_TASK INSTRUCTIONS_: Would you write out the listing verbatim and skip every picture in it?

_TASK INPUTS_:
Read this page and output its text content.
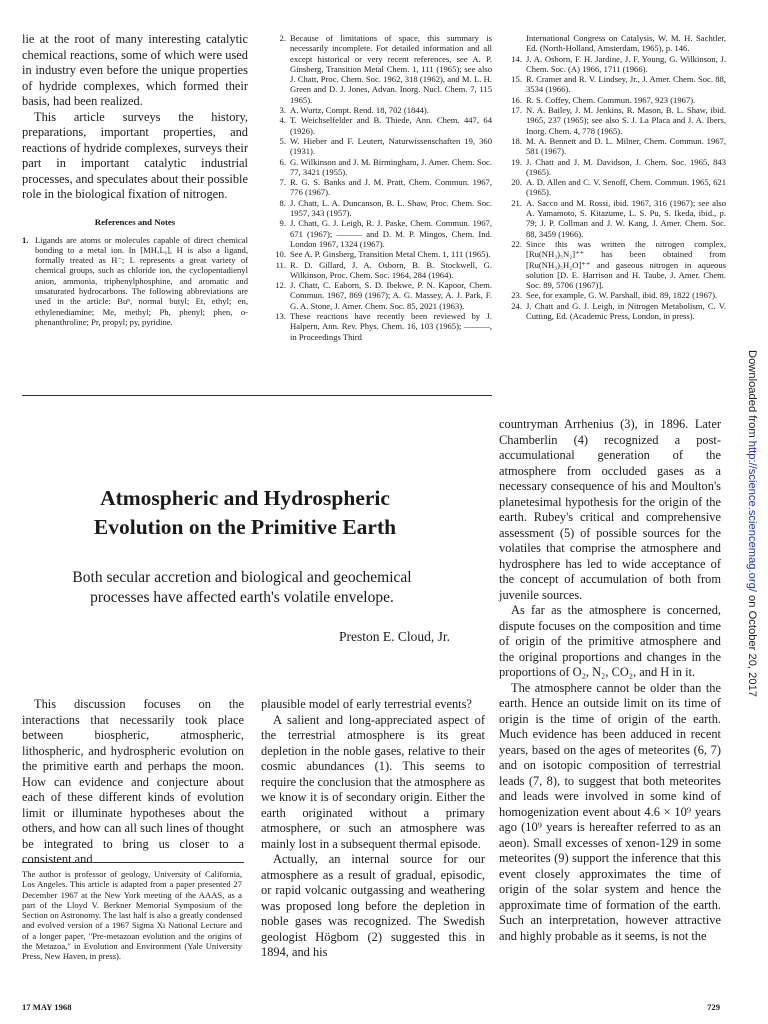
lie at the root of many interesting catalytic chemical reactions, some of which were used in industry even before the unique properties of hydride complexes, which formed their basis, had been realized.

This article surveys the history, preparations, important properties, and reactions of hydride complexes, surveys their part in important catalytic industrial processes, and speculates about their possible role in the biological fixation of nitrogen.

References and Notes
1. Ligands are atoms or molecules capable of direct chemical bonding to a metal ion. In [MHₓLᵧ], H is also a ligand, formally treated as H⁻; L represents a great variety of chemical groups, such as chloride ion, the cyclopentadienyl anion, ammonia, triphenylphosphine, and aromatic and unsaturated hydrocarbons. The following abbreviations are used in the article: Buⁿ, normal butyl; Et, ethyl; en, ethylenediamine; Me, methyl; Ph, phenyl; phen, o-phenanthroline; Pr, propyl; py, pyridine.
2. Because of limitations of space, this summary is necessarily incomplete. For detailed information and all except historical or very recent references, see A. P. Ginsberg, Transition Metal Chem. 1, 111 (1965); see also J. Chatt, Proc. Chem. Soc. 1962, 318 (1962), and M. L. H. Green and D. J. Jones, Advan. Inorg. Nucl. Chem. 7, 115 1965).
3. A. Wurtz, Compt. Rend. 18, 702 (1844).
4. T. Weichselfelder and B. Thiede, Ann. Chem. 447, 64 (1926).
5. W. Hieber and F. Leutert, Naturwissenschaften 19, 360 (1931).
6. G. Wilkinson and J. M. Birmingham, J. Amer. Chem. Soc. 77, 3421 (1955).
7. R. G. S. Banks and J. M. Pratt, Chem. Commun. 1967, 776 (1967).
8. J. Chatt, L. A. Duncanson, B. L. Shaw, Proc. Chem. Soc. 1957, 343 (1957).
9. J. Chatt, G. J. Leigh, R. J. Paske, Chem. Commun. 1967, 671 (1967); ——— and D. M. P. Mingos, Chem. Ind. London 1967, 1324 (1967).
10. See A. P. Ginsberg, Transition Metal Chem. 1, 111 (1965).
11. R. D. Gillard, J. A. Osborn, B. B. Stockwell, G. Wilkinson, Proc. Chem. Soc. 1964, 284 (1964).
12. J. Chatt, C. Eaborn, S. D. Ibekwe, P. N. Kapoor, Chem. Commun. 1967, 869 (1967); A. G. Massey, A. J. Park, F. G. A. Stone, J. Amer. Chem. Soc. 85, 2021 (1963).
13. These reactions have recently been reviewed by J. Halpern, Ann. Rev. Phys. Chem. 16, 103 (1965); ———, in Proceedings Third

International Congress on Catalysis, W. M. H. Sachtler, Ed. (North-Holland, Amsterdam, 1965), p. 146.

14. J. A. Osborn, F. H. Jardine, J. F. Young, G. Wilkinson, J. Chem. Soc. (A) 1966, 1711 (1966).
15. R. Cramer and R. V. Lindsey, Jr., J. Amer. Chem. Soc. 88, 3534 (1966).
16. R. S. Coffey, Chem. Commun. 1967, 923 (1967).
17. N. A. Bailey, J. M. Jenkins, R. Mason, B. L. Shaw, ibid. 1965, 237 (1965); see also S. J. La Placa and J. A. Ibers, Inorg. Chem. 4, 778 (1965).
18. M. A. Bennett and D. L. Milner, Chem. Commun. 1967, 581 (1967).
19. J. Chatt and J. M. Davidson, J. Chem. Soc. 1965, 843 (1965).
20. A. D. Allen and C. V. Senoff, Chem. Commun. 1965, 621 (1965).
21. A. Sacco and M. Rossi, ibid. 1967, 316 (1967); see also A. Yamamoto, S. Kitazume, L. S. Pu, S. Ikeda, ibid., p. 79; J. P. Collman and J. W. Kang, J. Amer. Chem. Soc. 88, 3459 (1966).
22. Since this was written the nitrogen complex, [Ru(NH₃)₅N₂]⁺⁺ has been obtained from [Ru(NH₃)₅H₂O]⁺⁺ and gaseous nitrogen in aqueous solution [D. E. Harrison and H. Taube, J. Amer. Chem. Soc. 89, 5706 (1967)].
23. See, for example, G. W. Parshall, ibid. 89, 1822 (1967).
24. J. Chatt and G. J. Leigh, in Nitrogen Metabolism, C. V. Cutting, Ed. (Academic Press, London, in press).
Atmospheric and Hydrospheric
Evolution on the Primitive Earth
Both secular accretion and biological and geochemical
processes have affected earth's volatile envelope.
Preston E. Cloud, Jr.

This discussion focuses on the interactions that necessarily took place between biospheric, atmospheric, lithospheric, and hydrospheric evolution on the primitive earth and perhaps the moon. How can evidence and conjecture about each of these different kinds of evolution limit or illuminate hypotheses about the others, and how can all such lines of thought be integrated to bring us closer to a consistent and

The author is professor of geology, University of California, Los Angeles. This article is adapted from a paper presented 27 December 1967 at the New York meeting of the AAAS, as a part of the Lloyd V. Berkner Memorial Symposium of the Section on Astronomy. The last half is also a greatly condensed and evolved version of a 1967 Sigma Xi National Lecture and of a longer paper, "Pre-metazoan evolution and the origins of the Metazoa," in Evolution and Environment (Yale University Press, New Haven, in press).

plausible model of early terrestrial events?

A salient and long-appreciated aspect of the terrestrial atmosphere is its great depletion in the noble gases, relative to their cosmic abundances (1). This seems to require the conclusion that the atmosphere as we know it is of secondary origin. Either the earth originated without a primary atmosphere, or such an atmosphere was mainly lost in a subsequent thermal episode.

Actually, an internal source for our atmosphere as a result of gradual, episodic, or rapid volcanic outgassing and weathering was proposed long before the depletion in noble gases was recognized. The Swedish geologist Högbom (2) suggested this in 1894, and his

countryman Arrhenius (3), in 1896. Later Chamberlin (4) recognized a post-accumulational generation of the atmosphere from occluded gases as a necessary consequence of his and Moulton's planetesimal hypothesis for the origin of the earth. Rubey's critical and comprehensive assessment (5) of possible sources for the volatiles that comprise the atmosphere and hydrosphere has led to wide acceptance of the concept of accumulation of both from juvenile sources.

As far as the atmosphere is concerned, dispute focuses on the composition and time of origin of the primitive atmosphere and the original proportions and changes in the proportions of O₂, N₂, CO₂, and H in it.

The atmosphere cannot be older than the earth. Hence an outside limit on its time of origin is the time of origin of the earth. Much evidence has been adduced in recent years, based on the ages of meteorites (6, 7) and on isotopic composition of terrestrial leads (7, 8), to suggest that both meteorites and leads were involved in some kind of homogenization event about 4.6 × 10⁹ years ago (10⁹ years is hereafter referred to as an aeon). Small excesses of xenon-129 in some meteorites (9) support the inference that this event closely approximates the time of origin of the solar system and hence the approximate time of formation of the earth. Such an interpretation, however attractive and highly probable as it seems, is not the

Downloaded from http://science.sciencemag.org/ on October 20, 2017
17 MAY 1968	729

_RESPONSE TO THE TASK_:
Read this page and output its text content.
lie at the root of many interesting catalytic chemical reactions, some of which were used in industry even before the unique properties of hydride complexes, which formed their basis, had been realized.

This article surveys the history, preparations, important properties, and reactions of hydride complexes, surveys their part in important catalytic industrial processes, and speculates about their possible role in the biological fixation of nitrogen.

References and Notes
1. Ligands are atoms or molecules capable of direct chemical bonding to a metal ion. In [MHₓLᵧ], H is also a ligand, formally treated as H⁻; L represents a great variety of chemical groups, such as chloride ion, the cyclopentadienyl anion, ammonia, triphenylphosphine, and aromatic and unsaturated hydrocarbons. The following abbreviations are used in the article: Buⁿ, normal butyl; Et, ethyl; en, ethylenediamine; Me, methyl; Ph, phenyl; phen, o-phenanthroline; Pr, propyl; py, pyridine.
2. Because of limitations of space, this summary is necessarily incomplete. For detailed information and all except historical or very recent references, see A. P. Ginsberg, Transition Metal Chem. 1, 111 (1965); see also J. Chatt, Proc. Chem. Soc. 1962, 318 (1962), and M. L. H. Green and D. J. Jones, Advan. Inorg. Nucl. Chem. 7, 115 1965).
3. A. Wurtz, Compt. Rend. 18, 702 (1844).
4. T. Weichselfelder and B. Thiede, Ann. Chem. 447, 64 (1926).
5. W. Hieber and F. Leutert, Naturwissenschaften 19, 360 (1931).
6. G. Wilkinson and J. M. Birmingham, J. Amer. Chem. Soc. 77, 3421 (1955).
7. R. G. S. Banks and J. M. Pratt, Chem. Commun. 1967, 776 (1967).
8. J. Chatt, L. A. Duncanson, B. L. Shaw, Proc. Chem. Soc. 1957, 343 (1957).
9. J. Chatt, G. J. Leigh, R. J. Paske, Chem. Commun. 1967, 671 (1967); ——— and D. M. P. Mingos, Chem. Ind. London 1967, 1324 (1967).
10. See A. P. Ginsberg, Transition Metal Chem. 1, 111 (1965).
11. R. D. Gillard, J. A. Osborn, B. B. Stockwell, G. Wilkinson, Proc. Chem. Soc. 1964, 284 (1964).
12. J. Chatt, C. Eaborn, S. D. Ibekwe, P. N. Kapoor, Chem. Commun. 1967, 869 (1967); A. G. Massey, A. J. Park, F. G. A. Stone, J. Amer. Chem. Soc. 85, 2021 (1963).
13. These reactions have recently been reviewed by J. Halpern, Ann. Rev. Phys. Chem. 16, 103 (1965); ———, in Proceedings Third

International Congress on Catalysis, W. M. H. Sachtler, Ed. (North-Holland, Amsterdam, 1965), p. 146.

14. J. A. Osborn, F. H. Jardine, J. F. Young, G. Wilkinson, J. Chem. Soc. (A) 1966, 1711 (1966).
15. R. Cramer and R. V. Lindsey, Jr., J. Amer. Chem. Soc. 88, 3534 (1966).
16. R. S. Coffey, Chem. Commun. 1967, 923 (1967).
17. N. A. Bailey, J. M. Jenkins, R. Mason, B. L. Shaw, ibid. 1965, 237 (1965); see also S. J. La Placa and J. A. Ibers, Inorg. Chem. 4, 778 (1965).
18. M. A. Bennett and D. L. Milner, Chem. Commun. 1967, 581 (1967).
19. J. Chatt and J. M. Davidson, J. Chem. Soc. 1965, 843 (1965).
20. A. D. Allen and C. V. Senoff, Chem. Commun. 1965, 621 (1965).
21. A. Sacco and M. Rossi, ibid. 1967, 316 (1967); see also A. Yamamoto, S. Kitazume, L. S. Pu, S. Ikeda, ibid., p. 79; J. P. Collman and J. W. Kang, J. Amer. Chem. Soc. 88, 3459 (1966).
22. Since this was written the nitrogen complex, [Ru(NH₃)₅N₂]⁺⁺ has been obtained from [Ru(NH₃)₅H₂O]⁺⁺ and gaseous nitrogen in aqueous solution [D. E. Harrison and H. Taube, J. Amer. Chem. Soc. 89, 5706 (1967)].
23. See, for example, G. W. Parshall, ibid. 89, 1822 (1967).
24. J. Chatt and G. J. Leigh, in Nitrogen Metabolism, C. V. Cutting, Ed. (Academic Press, London, in press).
Atmospheric and Hydrospheric
Evolution on the Primitive Earth
Both secular accretion and biological and geochemical
processes have affected earth's volatile envelope.
Preston E. Cloud, Jr.

This discussion focuses on the interactions that necessarily took place between biospheric, atmospheric, lithospheric, and hydrospheric evolution on the primitive earth and perhaps the moon. How can evidence and conjecture about each of these different kinds of evolution limit or illuminate hypotheses about the others, and how can all such lines of thought be integrated to bring us closer to a consistent and

The author is professor of geology, University of California, Los Angeles. This article is adapted from a paper presented 27 December 1967 at the New York meeting of the AAAS, as a part of the Lloyd V. Berkner Memorial Symposium of the Section on Astronomy. The last half is also a greatly condensed and evolved version of a 1967 Sigma Xi National Lecture and of a longer paper, "Pre-metazoan evolution and the origins of the Metazoa," in Evolution and Environment (Yale University Press, New Haven, in press).

plausible model of early terrestrial events?

A salient and long-appreciated aspect of the terrestrial atmosphere is its great depletion in the noble gases, relative to their cosmic abundances (1). This seems to require the conclusion that the atmosphere as we know it is of secondary origin. Either the earth originated without a primary atmosphere, or such an atmosphere was mainly lost in a subsequent thermal episode.

Actually, an internal source for our atmosphere as a result of gradual, episodic, or rapid volcanic outgassing and weathering was proposed long before the depletion in noble gases was recognized. The Swedish geologist Högbom (2) suggested this in 1894, and his

countryman Arrhenius (3), in 1896. Later Chamberlin (4) recognized a post-accumulational generation of the atmosphere from occluded gases as a necessary consequence of his and Moulton's planetesimal hypothesis for the origin of the earth. Rubey's critical and comprehensive assessment (5) of possible sources for the volatiles that comprise the atmosphere and hydrosphere has led to wide acceptance of the concept of accumulation of both from juvenile sources.

As far as the atmosphere is concerned, dispute focuses on the composition and time of origin of the primitive atmosphere and the original proportions and changes in the proportions of O₂, N₂, CO₂, and H in it.

The atmosphere cannot be older than the earth. Hence an outside limit on its time of origin is the time of origin of the earth. Much evidence has been adduced in recent years, based on the ages of meteorites (6, 7) and on isotopic composition of terrestrial leads (7, 8), to suggest that both meteorites and leads were involved in some kind of homogenization event about 4.6 × 10⁹ years ago (10⁹ years is hereafter referred to as an aeon). Small excesses of xenon-129 in some meteorites (9) support the inference that this event closely approximates the time of origin of the solar system and hence the approximate time of formation of the earth. Such an interpretation, however attractive and highly probable as it seems, is not the

Downloaded from http://science.sciencemag.org/ on October 20, 2017
17 MAY 1968	729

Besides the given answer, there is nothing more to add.